§ Source passage:

From 2ea523c9568ce32d6293a6a3cdfedff38b0f7d26 Mon Sep 17 00:00:00 2001
From: Arnab <arnab.biswas93@gmail.com>
Date: Tue, 18 Jul 2023 12:54:23 -0700
Subject: [PATCH] MAINT: Typos and misc bugs fixed for load_from_cache

---
 pylids/select_frames.py | 42 ++++++++++++++++++++++-------------------
 1 file changed, 23 insertions(+), 19 deletions(-)

diff --git a/pylids/select_frames.py b/pylids/select_frames.py
index 326a610..791ef05 100644
--- a/pylids/select_frames.py
+++ b/pylids/select_frames.py
@@ -67,12 +67,11 @@ def select_augmentations(trn_fls, tst_fls, aug_fls,
     Returns:
         TYPE: Description
     """
-    # expects .png folders for test and train files
-    # returns a list with path to frames to label
-
-    print('This code has a run time of about 40 mins, go make yourself some tea! \n')
-    print('Run time and RAM required scales with dataset size! \n')
-    print('Make sure you have enough RAM for this process, else, downsample your data using k-means clustering... \n')

§ Dataset records:
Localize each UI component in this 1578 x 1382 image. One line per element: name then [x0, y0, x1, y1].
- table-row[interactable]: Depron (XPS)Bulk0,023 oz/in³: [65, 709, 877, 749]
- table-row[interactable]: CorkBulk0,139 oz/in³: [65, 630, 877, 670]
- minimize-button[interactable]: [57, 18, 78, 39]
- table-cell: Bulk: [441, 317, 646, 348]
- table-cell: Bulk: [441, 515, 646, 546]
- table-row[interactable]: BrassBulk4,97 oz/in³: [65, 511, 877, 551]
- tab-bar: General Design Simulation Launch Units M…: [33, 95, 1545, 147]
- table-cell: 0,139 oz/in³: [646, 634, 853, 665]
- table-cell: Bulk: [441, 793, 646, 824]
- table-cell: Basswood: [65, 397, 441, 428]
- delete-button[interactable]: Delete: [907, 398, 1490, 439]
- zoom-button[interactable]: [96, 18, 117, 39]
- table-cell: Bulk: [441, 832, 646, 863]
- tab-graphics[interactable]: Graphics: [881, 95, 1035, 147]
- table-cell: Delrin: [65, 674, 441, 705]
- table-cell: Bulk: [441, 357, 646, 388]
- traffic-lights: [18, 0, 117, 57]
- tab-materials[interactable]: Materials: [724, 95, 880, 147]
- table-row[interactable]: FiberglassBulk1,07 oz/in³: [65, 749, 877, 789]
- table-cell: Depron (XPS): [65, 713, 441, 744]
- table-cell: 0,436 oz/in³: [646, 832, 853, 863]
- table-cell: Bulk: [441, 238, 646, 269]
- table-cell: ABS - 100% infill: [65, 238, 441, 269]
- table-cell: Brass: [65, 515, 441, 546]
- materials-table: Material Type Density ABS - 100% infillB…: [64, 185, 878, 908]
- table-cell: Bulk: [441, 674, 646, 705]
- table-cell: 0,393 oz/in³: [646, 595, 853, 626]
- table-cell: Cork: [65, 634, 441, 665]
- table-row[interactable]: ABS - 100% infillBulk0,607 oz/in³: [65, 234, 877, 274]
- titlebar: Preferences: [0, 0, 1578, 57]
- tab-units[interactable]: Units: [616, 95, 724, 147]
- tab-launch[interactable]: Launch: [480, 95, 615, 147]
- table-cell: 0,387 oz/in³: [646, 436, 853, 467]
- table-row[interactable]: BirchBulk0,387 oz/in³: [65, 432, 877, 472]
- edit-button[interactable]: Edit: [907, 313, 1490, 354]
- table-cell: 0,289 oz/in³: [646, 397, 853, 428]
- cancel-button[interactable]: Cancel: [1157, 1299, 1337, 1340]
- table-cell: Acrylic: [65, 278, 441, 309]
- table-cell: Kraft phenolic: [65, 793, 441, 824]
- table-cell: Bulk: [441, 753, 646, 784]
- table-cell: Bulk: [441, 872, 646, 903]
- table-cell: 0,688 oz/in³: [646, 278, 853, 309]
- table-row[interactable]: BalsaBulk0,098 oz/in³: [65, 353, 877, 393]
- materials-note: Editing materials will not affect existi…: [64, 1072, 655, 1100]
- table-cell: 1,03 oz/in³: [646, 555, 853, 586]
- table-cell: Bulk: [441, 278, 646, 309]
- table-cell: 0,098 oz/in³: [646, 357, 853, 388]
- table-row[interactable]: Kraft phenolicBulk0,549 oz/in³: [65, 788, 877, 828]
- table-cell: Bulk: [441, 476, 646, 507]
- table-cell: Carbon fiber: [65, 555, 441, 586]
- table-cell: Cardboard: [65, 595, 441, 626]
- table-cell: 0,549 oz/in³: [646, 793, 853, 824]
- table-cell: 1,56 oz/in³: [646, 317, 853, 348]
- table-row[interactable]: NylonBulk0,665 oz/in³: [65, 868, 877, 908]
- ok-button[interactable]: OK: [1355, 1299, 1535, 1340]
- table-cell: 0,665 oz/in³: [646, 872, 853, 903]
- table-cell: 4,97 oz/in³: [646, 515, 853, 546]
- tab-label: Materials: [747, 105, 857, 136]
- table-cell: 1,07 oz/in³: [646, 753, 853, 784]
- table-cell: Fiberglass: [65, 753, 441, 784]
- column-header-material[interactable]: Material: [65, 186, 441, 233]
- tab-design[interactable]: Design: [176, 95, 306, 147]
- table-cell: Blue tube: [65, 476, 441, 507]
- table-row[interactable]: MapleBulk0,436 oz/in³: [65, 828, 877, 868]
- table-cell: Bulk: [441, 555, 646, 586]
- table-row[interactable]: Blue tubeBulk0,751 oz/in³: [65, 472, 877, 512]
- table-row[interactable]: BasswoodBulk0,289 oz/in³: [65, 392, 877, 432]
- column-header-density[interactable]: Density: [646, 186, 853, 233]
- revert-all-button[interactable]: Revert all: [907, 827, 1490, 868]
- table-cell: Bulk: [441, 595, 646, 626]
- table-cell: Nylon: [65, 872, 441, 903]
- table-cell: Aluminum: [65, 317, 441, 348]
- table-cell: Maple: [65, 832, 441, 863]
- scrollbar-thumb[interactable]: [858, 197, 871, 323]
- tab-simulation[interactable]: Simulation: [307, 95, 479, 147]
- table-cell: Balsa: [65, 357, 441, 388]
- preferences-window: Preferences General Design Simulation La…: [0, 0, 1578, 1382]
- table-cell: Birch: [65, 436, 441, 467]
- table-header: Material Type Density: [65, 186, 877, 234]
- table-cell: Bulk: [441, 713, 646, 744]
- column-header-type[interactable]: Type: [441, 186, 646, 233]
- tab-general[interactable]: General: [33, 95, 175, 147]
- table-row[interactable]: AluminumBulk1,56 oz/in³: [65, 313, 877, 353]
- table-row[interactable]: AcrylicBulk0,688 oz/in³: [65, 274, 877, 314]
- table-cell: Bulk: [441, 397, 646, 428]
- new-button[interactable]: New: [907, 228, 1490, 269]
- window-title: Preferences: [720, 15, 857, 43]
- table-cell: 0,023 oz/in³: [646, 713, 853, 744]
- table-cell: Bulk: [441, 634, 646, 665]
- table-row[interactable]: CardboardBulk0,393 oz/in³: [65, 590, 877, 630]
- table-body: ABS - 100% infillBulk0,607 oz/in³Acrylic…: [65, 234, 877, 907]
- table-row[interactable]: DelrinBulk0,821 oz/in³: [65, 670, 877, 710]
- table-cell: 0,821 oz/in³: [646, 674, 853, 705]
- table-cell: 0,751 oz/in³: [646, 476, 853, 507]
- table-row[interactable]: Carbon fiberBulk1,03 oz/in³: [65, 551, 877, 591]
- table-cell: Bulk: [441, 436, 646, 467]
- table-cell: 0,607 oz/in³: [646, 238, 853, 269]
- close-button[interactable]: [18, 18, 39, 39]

§ Exercise tasks:
A – In the patch, list the message passed to each print call.
B – Transcribe the part of the patch between "From 2ea523c9568ce32d6293a6a3cdfedff38b0f7d26 Mon" and "insertions(+), 19 deletions(-)", inclusive, without changing anything.
The entries have nothing to do with the patch.

§ Answers for this exercise:
A –
- 'This code has a run time of about 40 mins, go make yourself some tea! \n'
- 'Run time and RAM required scales with dataset size! \n'
- 'Make sure you have enough RAM for this process, else, downsample your data using k-means clustering... \n'

B –
From 2ea523c9568ce32d6293a6a3cdfedff38b0f7d26 Mon Sep 17 00:00:00 2001
From: Arnab <arnab.biswas93@gmail.com>
Date: Tue, 18 Jul 2023 12:54:23 -0700
Subject: [PATCH] MAINT: Typos and misc bugs fixed for load_from_cache

---
 pylids/select_frames.py | 42 ++++++++++++++++++++++-------------------
 1 file changed, 23 insertions(+), 19 deletions(-)